### The task:
Output every record below exactly as it appears.
[begin Items]
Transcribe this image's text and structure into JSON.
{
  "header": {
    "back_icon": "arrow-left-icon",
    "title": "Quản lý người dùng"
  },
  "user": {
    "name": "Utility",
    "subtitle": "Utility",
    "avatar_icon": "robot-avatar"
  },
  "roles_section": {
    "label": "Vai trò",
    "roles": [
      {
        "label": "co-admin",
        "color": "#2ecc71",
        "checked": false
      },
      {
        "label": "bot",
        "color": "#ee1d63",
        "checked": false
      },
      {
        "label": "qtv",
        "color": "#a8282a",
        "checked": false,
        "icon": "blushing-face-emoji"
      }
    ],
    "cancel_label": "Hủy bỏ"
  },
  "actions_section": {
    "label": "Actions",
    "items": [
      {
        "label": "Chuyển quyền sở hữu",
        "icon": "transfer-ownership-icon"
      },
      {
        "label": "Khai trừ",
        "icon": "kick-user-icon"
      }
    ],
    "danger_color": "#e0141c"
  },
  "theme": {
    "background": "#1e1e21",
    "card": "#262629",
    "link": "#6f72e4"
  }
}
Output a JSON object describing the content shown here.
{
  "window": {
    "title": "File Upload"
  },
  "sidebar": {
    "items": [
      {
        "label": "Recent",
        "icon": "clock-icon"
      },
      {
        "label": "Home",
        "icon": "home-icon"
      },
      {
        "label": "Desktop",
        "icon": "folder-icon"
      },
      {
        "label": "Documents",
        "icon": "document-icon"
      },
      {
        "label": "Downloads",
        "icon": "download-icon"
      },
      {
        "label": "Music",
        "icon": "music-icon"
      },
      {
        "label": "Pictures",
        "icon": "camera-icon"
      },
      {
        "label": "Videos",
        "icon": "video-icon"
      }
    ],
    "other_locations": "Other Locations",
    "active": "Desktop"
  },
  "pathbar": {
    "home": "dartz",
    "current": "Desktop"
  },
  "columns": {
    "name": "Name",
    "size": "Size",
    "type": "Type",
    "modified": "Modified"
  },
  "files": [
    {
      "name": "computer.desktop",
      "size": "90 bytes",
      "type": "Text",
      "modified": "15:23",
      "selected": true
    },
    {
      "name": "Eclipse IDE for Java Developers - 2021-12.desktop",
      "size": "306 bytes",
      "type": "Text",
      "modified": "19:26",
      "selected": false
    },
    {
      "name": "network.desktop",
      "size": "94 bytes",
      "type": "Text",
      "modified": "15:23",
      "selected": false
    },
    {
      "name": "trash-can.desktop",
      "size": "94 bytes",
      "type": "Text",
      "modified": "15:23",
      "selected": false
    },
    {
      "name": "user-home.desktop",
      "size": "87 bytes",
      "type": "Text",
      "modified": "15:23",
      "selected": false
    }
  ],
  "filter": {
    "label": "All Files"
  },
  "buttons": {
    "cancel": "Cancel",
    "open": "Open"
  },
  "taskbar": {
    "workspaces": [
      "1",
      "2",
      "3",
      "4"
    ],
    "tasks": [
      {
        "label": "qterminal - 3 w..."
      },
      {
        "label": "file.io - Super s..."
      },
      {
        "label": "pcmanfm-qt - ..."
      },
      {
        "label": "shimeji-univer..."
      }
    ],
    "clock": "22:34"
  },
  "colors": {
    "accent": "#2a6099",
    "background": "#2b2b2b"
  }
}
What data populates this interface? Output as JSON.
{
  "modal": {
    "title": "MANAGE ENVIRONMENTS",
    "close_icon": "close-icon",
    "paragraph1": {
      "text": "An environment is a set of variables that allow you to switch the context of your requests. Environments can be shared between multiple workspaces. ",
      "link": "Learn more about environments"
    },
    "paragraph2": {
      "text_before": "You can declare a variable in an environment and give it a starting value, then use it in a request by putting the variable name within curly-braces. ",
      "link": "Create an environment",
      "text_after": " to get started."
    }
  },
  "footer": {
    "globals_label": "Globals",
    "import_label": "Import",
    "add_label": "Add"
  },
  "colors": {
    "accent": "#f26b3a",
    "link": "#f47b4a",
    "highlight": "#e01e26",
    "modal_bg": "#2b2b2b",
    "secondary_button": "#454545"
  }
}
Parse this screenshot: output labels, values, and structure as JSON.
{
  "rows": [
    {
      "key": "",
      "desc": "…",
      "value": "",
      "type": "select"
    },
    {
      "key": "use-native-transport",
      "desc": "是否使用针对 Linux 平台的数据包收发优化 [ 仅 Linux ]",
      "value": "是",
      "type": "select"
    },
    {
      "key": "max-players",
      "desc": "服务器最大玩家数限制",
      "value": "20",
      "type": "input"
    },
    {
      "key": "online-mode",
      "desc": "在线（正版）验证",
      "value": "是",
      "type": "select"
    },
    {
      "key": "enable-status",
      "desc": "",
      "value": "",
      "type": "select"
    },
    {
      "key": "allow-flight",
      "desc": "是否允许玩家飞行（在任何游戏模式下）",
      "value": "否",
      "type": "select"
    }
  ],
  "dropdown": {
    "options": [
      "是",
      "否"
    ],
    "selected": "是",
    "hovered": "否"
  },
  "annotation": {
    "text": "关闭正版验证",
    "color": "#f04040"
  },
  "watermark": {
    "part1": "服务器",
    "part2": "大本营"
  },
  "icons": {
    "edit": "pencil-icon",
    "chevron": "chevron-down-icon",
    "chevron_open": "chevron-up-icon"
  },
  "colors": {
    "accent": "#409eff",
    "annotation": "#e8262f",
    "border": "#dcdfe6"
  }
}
[end Items]
### Complete output:
Transcribe this image's text and structure into JSON.
{
  "header": {
    "back_icon": "arrow-left-icon",
    "title": "Quản lý người dùng"
  },
  "user": {
    "name": "Utility",
    "subtitle": "Utility",
    "avatar_icon": "robot-avatar"
  },
  "roles_section": {
    "label": "Vai trò",
    "roles": [
      {
        "label": "co-admin",
        "color": "#2ecc71",
        "checked": false
      },
      {
        "label": "bot",
        "color": "#ee1d63",
        "checked": false
      },
      {
        "label": "qtv",
        "color": "#a8282a",
        "checked": false,
        "icon": "blushing-face-emoji"
      }
    ],
    "cancel_label": "Hủy bỏ"
  },
  "actions_section": {
    "label": "Actions",
    "items": [
      {
        "label": "Chuyển quyền sở hữu",
        "icon": "transfer-ownership-icon"
      },
      {
        "label": "Khai trừ",
        "icon": "kick-user-icon"
      }
    ],
    "danger_color": "#e0141c"
  },
  "theme": {
    "background": "#1e1e21",
    "card": "#262629",
    "link": "#6f72e4"
  }
}
Output a JSON object describing the content shown here.
{
  "window": {
    "title": "File Upload"
  },
  "sidebar": {
    "items": [
      {
        "label": "Recent",
        "icon": "clock-icon"
      },
      {
        "label": "Home",
        "icon": "home-icon"
      },
      {
        "label": "Desktop",
        "icon": "folder-icon"
      },
      {
        "label": "Documents",
        "icon": "document-icon"
      },
      {
        "label": "Downloads",
        "icon": "download-icon"
      },
      {
        "label": "Music",
        "icon": "music-icon"
      },
      {
        "label": "Pictures",
        "icon": "camera-icon"
      },
      {
        "label": "Videos",
        "icon": "video-icon"
      }
    ],
    "other_locations": "Other Locations",
    "active": "Desktop"
  },
  "pathbar": {
    "home": "dartz",
    "current": "Desktop"
  },
  "columns": {
    "name": "Name",
    "size": "Size",
    "type": "Type",
    "modified": "Modified"
  },
  "files": [
    {
      "name": "computer.desktop",
      "size": "90 bytes",
      "type": "Text",
      "modified": "15:23",
      "selected": true
    },
    {
      "name": "Eclipse IDE for Java Developers - 2021-12.desktop",
      "size": "306 bytes",
      "type": "Text",
      "modified": "19:26",
      "selected": false
    },
    {
      "name": "network.desktop",
      "size": "94 bytes",
      "type": "Text",
      "modified": "15:23",
      "selected": false
    },
    {
      "name": "trash-can.desktop",
      "size": "94 bytes",
      "type": "Text",
      "modified": "15:23",
      "selected": false
    },
    {
      "name": "user-home.desktop",
      "size": "87 bytes",
      "type": "Text",
      "modified": "15:23",
      "selected": false
    }
  ],
  "filter": {
    "label": "All Files"
  },
  "buttons": {
    "cancel": "Cancel",
    "open": "Open"
  },
  "taskbar": {
    "workspaces": [
      "1",
      "2",
      "3",
      "4"
    ],
    "tasks": [
      {
        "label": "qterminal - 3 w..."
      },
      {
        "label": "file.io - Super s..."
      },
      {
        "label": "pcmanfm-qt - ..."
      },
      {
        "label": "shimeji-univer..."
      }
    ],
    "clock": "22:34"
  },
  "colors": {
    "accent": "#2a6099",
    "background": "#2b2b2b"
  }
}
What data populates this interface? Output as JSON.
{
  "modal": {
    "title": "MANAGE ENVIRONMENTS",
    "close_icon": "close-icon",
    "paragraph1": {
      "text": "An environment is a set of variables that allow you to switch the context of your requests. Environments can be shared between multiple workspaces. ",
      "link": "Learn more about environments"
    },
    "paragraph2": {
      "text_before": "You can declare a variable in an environment and give it a starting value, then use it in a request by putting the variable name within curly-braces. ",
      "link": "Create an environment",
      "text_after": " to get started."
    }
  },
  "footer": {
    "globals_label": "Globals",
    "import_label": "Import",
    "add_label": "Add"
  },
  "colors": {
    "accent": "#f26b3a",
    "link": "#f47b4a",
    "highlight": "#e01e26",
    "modal_bg": "#2b2b2b",
    "secondary_button": "#454545"
  }
}
Parse this screenshot: output labels, values, and structure as JSON.
{
  "rows": [
    {
      "key": "",
      "desc": "…",
      "value": "",
      "type": "select"
    },
    {
      "key": "use-native-transport",
      "desc": "是否使用针对 Linux 平台的数据包收发优化 [ 仅 Linux ]",
      "value": "是",
      "type": "select"
    },
    {
      "key": "max-players",
      "desc": "服务器最大玩家数限制",
      "value": "20",
      "type": "input"
    },
    {
      "key": "online-mode",
      "desc": "在线（正版）验证",
      "value": "是",
      "type": "select"
    },
    {
      "key": "enable-status",
      "desc": "",
      "value": "",
      "type": "select"
    },
    {
      "key": "allow-flight",
      "desc": "是否允许玩家飞行（在任何游戏模式下）",
      "value": "否",
      "type": "select"
    }
  ],
  "dropdown": {
    "options": [
      "是",
      "否"
    ],
    "selected": "是",
    "hovered": "否"
  },
  "annotation": {
    "text": "关闭正版验证",
    "color": "#f04040"
  },
  "watermark": {
    "part1": "服务器",
    "part2": "大本营"
  },
  "icons": {
    "edit": "pencil-icon",
    "chevron": "chevron-down-icon",
    "chevron_open": "chevron-up-icon"
  },
  "colors": {
    "accent": "#409eff",
    "annotation": "#e8262f",
    "border": "#dcdfe6"
  }
}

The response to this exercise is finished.